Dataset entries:

--------------------------------

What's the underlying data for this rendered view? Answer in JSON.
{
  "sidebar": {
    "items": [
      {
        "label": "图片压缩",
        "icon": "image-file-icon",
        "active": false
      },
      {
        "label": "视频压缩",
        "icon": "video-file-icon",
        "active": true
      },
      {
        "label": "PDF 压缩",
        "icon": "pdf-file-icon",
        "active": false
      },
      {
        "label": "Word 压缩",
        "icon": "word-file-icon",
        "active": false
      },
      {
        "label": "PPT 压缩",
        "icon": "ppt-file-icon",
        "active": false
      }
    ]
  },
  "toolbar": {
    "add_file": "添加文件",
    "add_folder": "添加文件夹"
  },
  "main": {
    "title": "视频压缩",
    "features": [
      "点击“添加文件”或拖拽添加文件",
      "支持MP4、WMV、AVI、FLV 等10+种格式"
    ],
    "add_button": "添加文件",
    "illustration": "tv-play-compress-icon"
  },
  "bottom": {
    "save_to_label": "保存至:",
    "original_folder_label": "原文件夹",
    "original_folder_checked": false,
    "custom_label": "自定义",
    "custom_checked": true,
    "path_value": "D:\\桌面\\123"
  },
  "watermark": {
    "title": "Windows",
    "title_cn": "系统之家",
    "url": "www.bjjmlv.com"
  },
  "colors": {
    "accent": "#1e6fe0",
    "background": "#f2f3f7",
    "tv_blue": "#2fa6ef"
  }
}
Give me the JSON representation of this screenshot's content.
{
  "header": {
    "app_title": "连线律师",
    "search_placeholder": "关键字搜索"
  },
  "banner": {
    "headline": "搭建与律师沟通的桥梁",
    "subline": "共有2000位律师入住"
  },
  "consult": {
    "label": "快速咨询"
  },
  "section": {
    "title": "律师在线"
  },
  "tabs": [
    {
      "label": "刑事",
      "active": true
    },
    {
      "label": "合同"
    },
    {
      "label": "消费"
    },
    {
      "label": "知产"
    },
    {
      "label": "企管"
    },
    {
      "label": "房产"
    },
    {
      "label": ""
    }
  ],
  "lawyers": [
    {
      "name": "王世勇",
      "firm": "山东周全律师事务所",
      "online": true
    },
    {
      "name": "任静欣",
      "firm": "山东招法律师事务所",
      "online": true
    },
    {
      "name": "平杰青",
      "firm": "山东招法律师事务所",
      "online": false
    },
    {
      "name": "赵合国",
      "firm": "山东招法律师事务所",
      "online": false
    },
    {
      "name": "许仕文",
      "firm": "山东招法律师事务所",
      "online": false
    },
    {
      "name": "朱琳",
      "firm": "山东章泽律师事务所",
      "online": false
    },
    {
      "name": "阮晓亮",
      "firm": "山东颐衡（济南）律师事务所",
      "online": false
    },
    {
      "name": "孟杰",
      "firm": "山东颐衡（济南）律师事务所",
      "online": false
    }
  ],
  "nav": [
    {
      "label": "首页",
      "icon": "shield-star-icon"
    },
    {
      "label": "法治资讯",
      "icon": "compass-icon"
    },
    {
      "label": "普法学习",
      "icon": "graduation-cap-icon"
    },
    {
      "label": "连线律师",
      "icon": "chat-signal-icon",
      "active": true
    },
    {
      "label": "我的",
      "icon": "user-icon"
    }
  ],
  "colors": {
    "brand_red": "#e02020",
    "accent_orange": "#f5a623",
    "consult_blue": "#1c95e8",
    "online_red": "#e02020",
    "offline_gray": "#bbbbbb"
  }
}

--------------------------------

* _EXERCISE PROMPT_
Write out every entry again, keeping each line exactly the same.

* _EXERCISE OUTPUT_
What's the underlying data for this rendered view? Answer in JSON.
{
  "sidebar": {
    "items": [
      {
        "label": "图片压缩",
        "icon": "image-file-icon",
        "active": false
      },
      {
        "label": "视频压缩",
        "icon": "video-file-icon",
        "active": true
      },
      {
        "label": "PDF 压缩",
        "icon": "pdf-file-icon",
        "active": false
      },
      {
        "label": "Word 压缩",
        "icon": "word-file-icon",
        "active": false
      },
      {
        "label": "PPT 压缩",
        "icon": "ppt-file-icon",
        "active": false
      }
    ]
  },
  "toolbar": {
    "add_file": "添加文件",
    "add_folder": "添加文件夹"
  },
  "main": {
    "title": "视频压缩",
    "features": [
      "点击“添加文件”或拖拽添加文件",
      "支持MP4、WMV、AVI、FLV 等10+种格式"
    ],
    "add_button": "添加文件",
    "illustration": "tv-play-compress-icon"
  },
  "bottom": {
    "save_to_label": "保存至:",
    "original_folder_label": "原文件夹",
    "original_folder_checked": false,
    "custom_label": "自定义",
    "custom_checked": true,
    "path_value": "D:\\桌面\\123"
  },
  "watermark": {
    "title": "Windows",
    "title_cn": "系统之家",
    "url": "www.bjjmlv.com"
  },
  "colors": {
    "accent": "#1e6fe0",
    "background": "#f2f3f7",
    "tv_blue": "#2fa6ef"
  }
}
Give me the JSON representation of this screenshot's content.
{
  "header": {
    "app_title": "连线律师",
    "search_placeholder": "关键字搜索"
  },
  "banner": {
    "headline": "搭建与律师沟通的桥梁",
    "subline": "共有2000位律师入住"
  },
  "consult": {
    "label": "快速咨询"
  },
  "section": {
    "title": "律师在线"
  },
  "tabs": [
    {
      "label": "刑事",
      "active": true
    },
    {
      "label": "合同"
    },
    {
      "label": "消费"
    },
    {
      "label": "知产"
    },
    {
      "label": "企管"
    },
    {
      "label": "房产"
    },
    {
      "label": ""
    }
  ],
  "lawyers": [
    {
      "name": "王世勇",
      "firm": "山东周全律师事务所",
      "online": true
    },
    {
      "name": "任静欣",
      "firm": "山东招法律师事务所",
      "online": true
    },
    {
      "name": "平杰青",
      "firm": "山东招法律师事务所",
      "online": false
    },
    {
      "name": "赵合国",
      "firm": "山东招法律师事务所",
      "online": false
    },
    {
      "name": "许仕文",
      "firm": "山东招法律师事务所",
      "online": false
    },
    {
      "name": "朱琳",
      "firm": "山东章泽律师事务所",
      "online": false
    },
    {
      "name": "阮晓亮",
      "firm": "山东颐衡（济南）律师事务所",
      "online": false
    },
    {
      "name": "孟杰",
      "firm": "山东颐衡（济南）律师事务所",
      "online": false
    }
  ],
  "nav": [
    {
      "label": "首页",
      "icon": "shield-star-icon"
    },
    {
      "label": "法治资讯",
      "icon": "compass-icon"
    },
    {
      "label": "普法学习",
      "icon": "graduation-cap-icon"
    },
    {
      "label": "连线律师",
      "icon": "chat-signal-icon",
      "active": true
    },
    {
      "label": "我的",
      "icon": "user-icon"
    }
  ],
  "colors": {
    "brand_red": "#e02020",
    "accent_orange": "#f5a623",
    "consult_blue": "#1c95e8",
    "online_red": "#e02020",
    "offline_gray": "#bbbbbb"
  }
}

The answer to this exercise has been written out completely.